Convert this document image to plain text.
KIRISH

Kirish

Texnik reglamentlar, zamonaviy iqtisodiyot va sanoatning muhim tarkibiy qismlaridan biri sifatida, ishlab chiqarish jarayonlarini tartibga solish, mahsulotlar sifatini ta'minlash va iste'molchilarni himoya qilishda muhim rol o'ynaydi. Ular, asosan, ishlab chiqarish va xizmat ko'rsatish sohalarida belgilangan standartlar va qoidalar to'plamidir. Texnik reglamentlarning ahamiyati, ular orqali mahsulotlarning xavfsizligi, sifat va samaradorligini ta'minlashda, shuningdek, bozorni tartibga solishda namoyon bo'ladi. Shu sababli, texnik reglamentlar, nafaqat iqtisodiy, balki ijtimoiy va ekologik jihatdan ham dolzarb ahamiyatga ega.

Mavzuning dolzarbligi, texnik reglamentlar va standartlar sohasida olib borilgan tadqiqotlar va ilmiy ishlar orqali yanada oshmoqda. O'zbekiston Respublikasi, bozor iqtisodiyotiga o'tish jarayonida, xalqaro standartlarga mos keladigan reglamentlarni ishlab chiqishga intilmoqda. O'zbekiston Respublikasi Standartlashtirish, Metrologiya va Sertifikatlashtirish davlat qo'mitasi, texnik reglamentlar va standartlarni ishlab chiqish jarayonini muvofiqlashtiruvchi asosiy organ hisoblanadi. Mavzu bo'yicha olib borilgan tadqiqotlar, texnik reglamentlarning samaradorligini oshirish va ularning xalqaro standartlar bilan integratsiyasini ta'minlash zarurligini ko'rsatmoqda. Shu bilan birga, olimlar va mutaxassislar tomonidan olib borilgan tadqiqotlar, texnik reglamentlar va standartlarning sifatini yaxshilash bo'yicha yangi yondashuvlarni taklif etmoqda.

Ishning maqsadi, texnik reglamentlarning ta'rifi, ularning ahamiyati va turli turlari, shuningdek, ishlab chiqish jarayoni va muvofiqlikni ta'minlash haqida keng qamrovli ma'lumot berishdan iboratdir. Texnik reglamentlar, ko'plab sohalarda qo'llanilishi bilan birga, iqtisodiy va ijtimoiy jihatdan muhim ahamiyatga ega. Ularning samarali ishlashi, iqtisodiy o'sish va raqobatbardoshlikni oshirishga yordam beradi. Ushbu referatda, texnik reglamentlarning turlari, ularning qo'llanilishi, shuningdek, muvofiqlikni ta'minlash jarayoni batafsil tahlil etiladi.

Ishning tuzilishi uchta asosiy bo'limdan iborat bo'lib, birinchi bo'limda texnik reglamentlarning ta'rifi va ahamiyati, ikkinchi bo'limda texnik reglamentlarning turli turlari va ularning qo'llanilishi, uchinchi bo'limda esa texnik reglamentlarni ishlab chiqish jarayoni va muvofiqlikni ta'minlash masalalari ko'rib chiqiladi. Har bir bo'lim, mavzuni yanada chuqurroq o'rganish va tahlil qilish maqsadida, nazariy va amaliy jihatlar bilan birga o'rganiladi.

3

____________

→ **Directive**
Copy all lines above containing the string "ijtimoiy".

→ **Full output**
Texnik reglamentlar, zamonaviy iqtisodiyot va sanoatning muhim tarkibiy qismlaridan biri sifatida, ishlab chiqarish jarayonlarini tartibga solish, mahsulotlar sifatini ta'minlash va iste'molchilarni himoya qilishda muhim rol o'ynaydi. Ular, asosan, ishlab chiqarish va xizmat ko'rsatish sohalarida belgilangan standartlar va qoidalar to'plamidir. Texnik reglamentlarning ahamiyati, ular orqali mahsulotlarning xavfsizligi, sifat va samaradorligini ta'minlashda, shuningdek, bozorni tartibga solishda namoyon bo'ladi. Shu sababli, texnik reglamentlar, nafaqat iqtisodiy, balki ijtimoiy va ekologik jihatdan ham dolzarb ahamiyatga ega.
Ishning maqsadi, texnik reglamentlarning ta'rifi, ularning ahamiyati va turli turlari, shuningdek, ishlab chiqish jarayoni va muvofiqlikni ta'minlash haqida keng qamrovli ma'lumot berishdan iboratdir. Texnik reglamentlar, ko'plab sohalarda qo'llanilishi bilan birga, iqtisodiy va ijtimoiy jihatdan muhim ahamiyatga ega. Ularning samarali ishlashi, iqtisodiy o'sish va raqobatbardoshlikni oshirishga yordam beradi. Ushbu referatda, texnik reglamentlarning turlari, ularning qo'llanilishi, shuningdek, muvofiqlikni ta'minlash jarayoni batafsil tahlil etiladi.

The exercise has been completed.